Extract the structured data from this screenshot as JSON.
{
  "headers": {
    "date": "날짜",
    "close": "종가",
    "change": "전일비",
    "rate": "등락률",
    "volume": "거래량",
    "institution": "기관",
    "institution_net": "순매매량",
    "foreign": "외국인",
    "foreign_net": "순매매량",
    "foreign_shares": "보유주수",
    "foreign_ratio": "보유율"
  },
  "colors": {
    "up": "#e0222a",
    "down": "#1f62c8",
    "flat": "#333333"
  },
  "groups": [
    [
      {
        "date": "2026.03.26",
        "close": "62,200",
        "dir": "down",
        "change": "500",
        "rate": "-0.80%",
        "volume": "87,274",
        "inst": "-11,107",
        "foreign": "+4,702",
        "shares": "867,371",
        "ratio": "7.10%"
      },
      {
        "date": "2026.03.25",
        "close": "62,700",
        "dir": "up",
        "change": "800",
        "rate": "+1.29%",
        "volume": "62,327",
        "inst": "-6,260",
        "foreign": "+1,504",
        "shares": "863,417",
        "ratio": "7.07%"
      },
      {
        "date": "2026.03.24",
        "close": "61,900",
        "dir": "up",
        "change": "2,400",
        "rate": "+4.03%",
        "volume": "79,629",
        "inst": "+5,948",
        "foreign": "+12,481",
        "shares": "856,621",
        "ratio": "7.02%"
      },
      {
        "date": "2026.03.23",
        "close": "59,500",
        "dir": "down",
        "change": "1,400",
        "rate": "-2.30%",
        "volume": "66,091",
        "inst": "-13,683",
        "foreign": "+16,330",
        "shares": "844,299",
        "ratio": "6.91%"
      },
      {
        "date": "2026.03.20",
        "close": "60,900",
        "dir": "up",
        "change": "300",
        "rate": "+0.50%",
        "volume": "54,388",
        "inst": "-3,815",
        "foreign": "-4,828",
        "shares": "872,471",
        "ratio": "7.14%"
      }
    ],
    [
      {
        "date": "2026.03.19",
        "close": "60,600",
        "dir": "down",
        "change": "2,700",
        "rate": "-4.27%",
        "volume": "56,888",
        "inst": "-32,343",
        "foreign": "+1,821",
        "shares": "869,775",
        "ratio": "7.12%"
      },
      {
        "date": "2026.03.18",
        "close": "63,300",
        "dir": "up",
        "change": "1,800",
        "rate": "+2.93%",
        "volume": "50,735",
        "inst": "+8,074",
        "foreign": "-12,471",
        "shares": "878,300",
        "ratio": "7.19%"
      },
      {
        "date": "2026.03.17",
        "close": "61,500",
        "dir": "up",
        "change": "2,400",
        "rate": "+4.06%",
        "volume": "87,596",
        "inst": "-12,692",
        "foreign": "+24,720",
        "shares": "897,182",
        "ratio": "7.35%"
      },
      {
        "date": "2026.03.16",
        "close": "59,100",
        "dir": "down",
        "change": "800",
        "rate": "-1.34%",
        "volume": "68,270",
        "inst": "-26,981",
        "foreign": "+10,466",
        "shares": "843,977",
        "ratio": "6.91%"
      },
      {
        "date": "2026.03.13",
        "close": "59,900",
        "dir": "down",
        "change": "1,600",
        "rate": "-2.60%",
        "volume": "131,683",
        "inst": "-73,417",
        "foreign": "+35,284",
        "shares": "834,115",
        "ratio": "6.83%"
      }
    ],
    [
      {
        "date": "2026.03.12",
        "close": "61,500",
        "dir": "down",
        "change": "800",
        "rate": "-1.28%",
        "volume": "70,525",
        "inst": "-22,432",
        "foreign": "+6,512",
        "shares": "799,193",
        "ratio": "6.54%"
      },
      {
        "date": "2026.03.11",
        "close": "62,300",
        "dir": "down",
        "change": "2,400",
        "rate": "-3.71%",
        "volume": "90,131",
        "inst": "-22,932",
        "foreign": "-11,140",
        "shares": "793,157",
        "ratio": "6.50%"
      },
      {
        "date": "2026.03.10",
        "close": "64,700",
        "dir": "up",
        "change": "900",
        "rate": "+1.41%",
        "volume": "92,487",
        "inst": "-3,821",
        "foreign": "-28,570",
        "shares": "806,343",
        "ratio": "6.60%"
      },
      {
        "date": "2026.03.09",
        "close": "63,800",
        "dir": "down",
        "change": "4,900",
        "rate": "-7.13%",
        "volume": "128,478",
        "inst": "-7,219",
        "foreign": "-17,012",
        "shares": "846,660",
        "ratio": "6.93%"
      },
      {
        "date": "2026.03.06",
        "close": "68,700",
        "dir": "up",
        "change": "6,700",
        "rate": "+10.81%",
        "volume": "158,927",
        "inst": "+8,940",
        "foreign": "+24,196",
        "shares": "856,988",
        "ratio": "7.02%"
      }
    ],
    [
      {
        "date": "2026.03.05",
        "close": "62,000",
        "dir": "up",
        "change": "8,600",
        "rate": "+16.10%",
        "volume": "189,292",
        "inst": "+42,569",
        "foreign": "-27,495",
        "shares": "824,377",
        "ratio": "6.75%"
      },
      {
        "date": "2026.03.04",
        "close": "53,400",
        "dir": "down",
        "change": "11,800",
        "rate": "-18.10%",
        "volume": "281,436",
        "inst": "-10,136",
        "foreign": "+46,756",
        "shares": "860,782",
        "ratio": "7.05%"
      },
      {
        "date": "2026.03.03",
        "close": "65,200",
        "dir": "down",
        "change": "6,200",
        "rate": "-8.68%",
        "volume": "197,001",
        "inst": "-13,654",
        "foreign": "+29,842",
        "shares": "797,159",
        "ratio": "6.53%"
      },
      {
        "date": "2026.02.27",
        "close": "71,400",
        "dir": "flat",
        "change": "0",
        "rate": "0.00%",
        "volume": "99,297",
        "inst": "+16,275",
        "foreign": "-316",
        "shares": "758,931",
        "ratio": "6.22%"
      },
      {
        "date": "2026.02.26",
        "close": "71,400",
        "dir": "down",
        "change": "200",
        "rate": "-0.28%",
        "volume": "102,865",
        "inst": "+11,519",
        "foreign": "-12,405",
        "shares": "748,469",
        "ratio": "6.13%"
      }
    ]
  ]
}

> **EXERCISE**
Print all the data exactly.

> **RESPONSE TO THE EXERCISE**
Extract the structured data from this screenshot as JSON.
{
  "headers": {
    "date": "날짜",
    "close": "종가",
    "change": "전일비",
    "rate": "등락률",
    "volume": "거래량",
    "institution": "기관",
    "institution_net": "순매매량",
    "foreign": "외국인",
    "foreign_net": "순매매량",
    "foreign_shares": "보유주수",
    "foreign_ratio": "보유율"
  },
  "colors": {
    "up": "#e0222a",
    "down": "#1f62c8",
    "flat": "#333333"
  },
  "groups": [
    [
      {
        "date": "2026.03.26",
        "close": "62,200",
        "dir": "down",
        "change": "500",
        "rate": "-0.80%",
        "volume": "87,274",
        "inst": "-11,107",
        "foreign": "+4,702",
        "shares": "867,371",
        "ratio": "7.10%"
      },
      {
        "date": "2026.03.25",
        "close": "62,700",
        "dir": "up",
        "change": "800",
        "rate": "+1.29%",
        "volume": "62,327",
        "inst": "-6,260",
        "foreign": "+1,504",
        "shares": "863,417",
        "ratio": "7.07%"
      },
      {
        "date": "2026.03.24",
        "close": "61,900",
        "dir": "up",
        "change": "2,400",
        "rate": "+4.03%",
        "volume": "79,629",
        "inst": "+5,948",
        "foreign": "+12,481",
        "shares": "856,621",
        "ratio": "7.02%"
      },
      {
        "date": "2026.03.23",
        "close": "59,500",
        "dir": "down",
        "change": "1,400",
        "rate": "-2.30%",
        "volume": "66,091",
        "inst": "-13,683",
        "foreign": "+16,330",
        "shares": "844,299",
        "ratio": "6.91%"
      },
      {
        "date": "2026.03.20",
        "close": "60,900",
        "dir": "up",
        "change": "300",
        "rate": "+0.50%",
        "volume": "54,388",
        "inst": "-3,815",
        "foreign": "-4,828",
        "shares": "872,471",
        "ratio": "7.14%"
      }
    ],
    [
      {
        "date": "2026.03.19",
        "close": "60,600",
        "dir": "down",
        "change": "2,700",
        "rate": "-4.27%",
        "volume": "56,888",
        "inst": "-32,343",
        "foreign": "+1,821",
        "shares": "869,775",
        "ratio": "7.12%"
      },
      {
        "date": "2026.03.18",
        "close": "63,300",
        "dir": "up",
        "change": "1,800",
        "rate": "+2.93%",
        "volume": "50,735",
        "inst": "+8,074",
        "foreign": "-12,471",
        "shares": "878,300",
        "ratio": "7.19%"
      },
      {
        "date": "2026.03.17",
        "close": "61,500",
        "dir": "up",
        "change": "2,400",
        "rate": "+4.06%",
        "volume": "87,596",
        "inst": "-12,692",
        "foreign": "+24,720",
        "shares": "897,182",
        "ratio": "7.35%"
      },
      {
        "date": "2026.03.16",
        "close": "59,100",
        "dir": "down",
        "change": "800",
        "rate": "-1.34%",
        "volume": "68,270",
        "inst": "-26,981",
        "foreign": "+10,466",
        "shares": "843,977",
        "ratio": "6.91%"
      },
      {
        "date": "2026.03.13",
        "close": "59,900",
        "dir": "down",
        "change": "1,600",
        "rate": "-2.60%",
        "volume": "131,683",
        "inst": "-73,417",
        "foreign": "+35,284",
        "shares": "834,115",
        "ratio": "6.83%"
      }
    ],
    [
      {
        "date": "2026.03.12",
        "close": "61,500",
        "dir": "down",
        "change": "800",
        "rate": "-1.28%",
        "volume": "70,525",
        "inst": "-22,432",
        "foreign": "+6,512",
        "shares": "799,193",
        "ratio": "6.54%"
      },
      {
        "date": "2026.03.11",
        "close": "62,300",
        "dir": "down",
        "change": "2,400",
        "rate": "-3.71%",
        "volume": "90,131",
        "inst": "-22,932",
        "foreign": "-11,140",
        "shares": "793,157",
        "ratio": "6.50%"
      },
      {
        "date": "2026.03.10",
        "close": "64,700",
        "dir": "up",
        "change": "900",
        "rate": "+1.41%",
        "volume": "92,487",
        "inst": "-3,821",
        "foreign": "-28,570",
        "shares": "806,343",
        "ratio": "6.60%"
      },
      {
        "date": "2026.03.09",
        "close": "63,800",
        "dir": "down",
        "change": "4,900",
        "rate": "-7.13%",
        "volume": "128,478",
        "inst": "-7,219",
        "foreign": "-17,012",
        "shares": "846,660",
        "ratio": "6.93%"
      },
      {
        "date": "2026.03.06",
        "close": "68,700",
        "dir": "up",
        "change": "6,700",
        "rate": "+10.81%",
        "volume": "158,927",
        "inst": "+8,940",
        "foreign": "+24,196",
        "shares": "856,988",
        "ratio": "7.02%"
      }
    ],
    [
      {
        "date": "2026.03.05",
        "close": "62,000",
        "dir": "up",
        "change": "8,600",
        "rate": "+16.10%",
        "volume": "189,292",
        "inst": "+42,569",
        "foreign": "-27,495",
        "shares": "824,377",
        "ratio": "6.75%"
      },
      {
        "date": "2026.03.04",
        "close": "53,400",
        "dir": "down",
        "change": "11,800",
        "rate": "-18.10%",
        "volume": "281,436",
        "inst": "-10,136",
        "foreign": "+46,756",
        "shares": "860,782",
        "ratio": "7.05%"
      },
      {
        "date": "2026.03.03",
        "close": "65,200",
        "dir": "down",
        "change": "6,200",
        "rate": "-8.68%",
        "volume": "197,001",
        "inst": "-13,654",
        "foreign": "+29,842",
        "shares": "797,159",
        "ratio": "6.53%"
      },
      {
        "date": "2026.02.27",
        "close": "71,400",
        "dir": "flat",
        "change": "0",
        "rate": "0.00%",
        "volume": "99,297",
        "inst": "+16,275",
        "foreign": "-316",
        "shares": "758,931",
        "ratio": "6.22%"
      },
      {
        "date": "2026.02.26",
        "close": "71,400",
        "dir": "down",
        "change": "200",
        "rate": "-0.28%",
        "volume": "102,865",
        "inst": "+11,519",
        "foreign": "-12,405",
        "shares": "748,469",
        "ratio": "6.13%"
      }
    ]
  ]
}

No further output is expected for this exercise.